■ SET EXERCISE ■
Check each line of the records below and collect those holding "dibuat".

■ TASK DATA ■
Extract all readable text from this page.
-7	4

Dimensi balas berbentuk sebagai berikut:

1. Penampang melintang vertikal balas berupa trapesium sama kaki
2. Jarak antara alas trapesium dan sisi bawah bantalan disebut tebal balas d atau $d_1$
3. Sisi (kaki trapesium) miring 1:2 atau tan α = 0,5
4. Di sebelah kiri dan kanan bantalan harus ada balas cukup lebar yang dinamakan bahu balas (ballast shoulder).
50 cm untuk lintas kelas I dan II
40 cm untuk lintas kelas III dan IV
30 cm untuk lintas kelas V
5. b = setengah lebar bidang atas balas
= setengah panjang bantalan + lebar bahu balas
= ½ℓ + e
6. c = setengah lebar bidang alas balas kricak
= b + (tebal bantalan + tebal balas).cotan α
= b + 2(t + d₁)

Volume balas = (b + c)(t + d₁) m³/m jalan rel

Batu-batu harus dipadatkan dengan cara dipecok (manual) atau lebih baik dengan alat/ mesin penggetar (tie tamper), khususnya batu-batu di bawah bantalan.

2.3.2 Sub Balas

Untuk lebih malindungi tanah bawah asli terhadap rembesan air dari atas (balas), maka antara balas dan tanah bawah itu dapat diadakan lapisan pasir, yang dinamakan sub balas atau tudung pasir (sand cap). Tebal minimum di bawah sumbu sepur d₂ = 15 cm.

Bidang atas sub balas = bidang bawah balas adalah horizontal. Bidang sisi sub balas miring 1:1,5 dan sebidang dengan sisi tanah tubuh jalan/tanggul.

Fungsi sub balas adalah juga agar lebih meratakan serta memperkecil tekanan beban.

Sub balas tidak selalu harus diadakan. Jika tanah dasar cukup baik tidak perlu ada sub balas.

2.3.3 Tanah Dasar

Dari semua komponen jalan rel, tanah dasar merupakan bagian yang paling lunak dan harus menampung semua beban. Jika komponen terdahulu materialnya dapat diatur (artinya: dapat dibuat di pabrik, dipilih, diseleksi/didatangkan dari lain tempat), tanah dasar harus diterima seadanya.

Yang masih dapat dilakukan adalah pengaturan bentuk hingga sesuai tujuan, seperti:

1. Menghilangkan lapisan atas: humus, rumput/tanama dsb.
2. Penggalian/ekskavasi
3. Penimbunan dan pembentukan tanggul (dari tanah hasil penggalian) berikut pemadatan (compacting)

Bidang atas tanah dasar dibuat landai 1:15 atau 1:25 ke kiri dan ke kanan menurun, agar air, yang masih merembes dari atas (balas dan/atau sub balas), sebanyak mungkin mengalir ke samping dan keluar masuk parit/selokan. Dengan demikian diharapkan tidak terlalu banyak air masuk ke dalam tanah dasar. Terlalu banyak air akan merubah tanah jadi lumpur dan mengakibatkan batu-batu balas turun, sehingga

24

■ THE COMPLETED TASK ■
Dari semua komponen jalan rel, tanah dasar merupakan bagian yang paling lunak dan harus menampung semua beban. Jika komponen terdahulu materialnya dapat diatur (artinya: dapat dibuat di pabrik, dipilih, diseleksi/didatangkan dari lain tempat), tanah dasar harus diterima seadanya.
Bidang atas tanah dasar dibuat landai 1:15 atau 1:25 ke kiri dan ke kanan menurun, agar air, yang masih merembes dari atas (balas dan/atau sub balas), sebanyak mungkin mengalir ke samping dan keluar masuk parit/selokan. Dengan demikian diharapkan tidak terlalu banyak air masuk ke dalam tanah dasar. Terlalu banyak air akan merubah tanah jadi lumpur dan mengakibatkan batu-batu balas turun, sehingga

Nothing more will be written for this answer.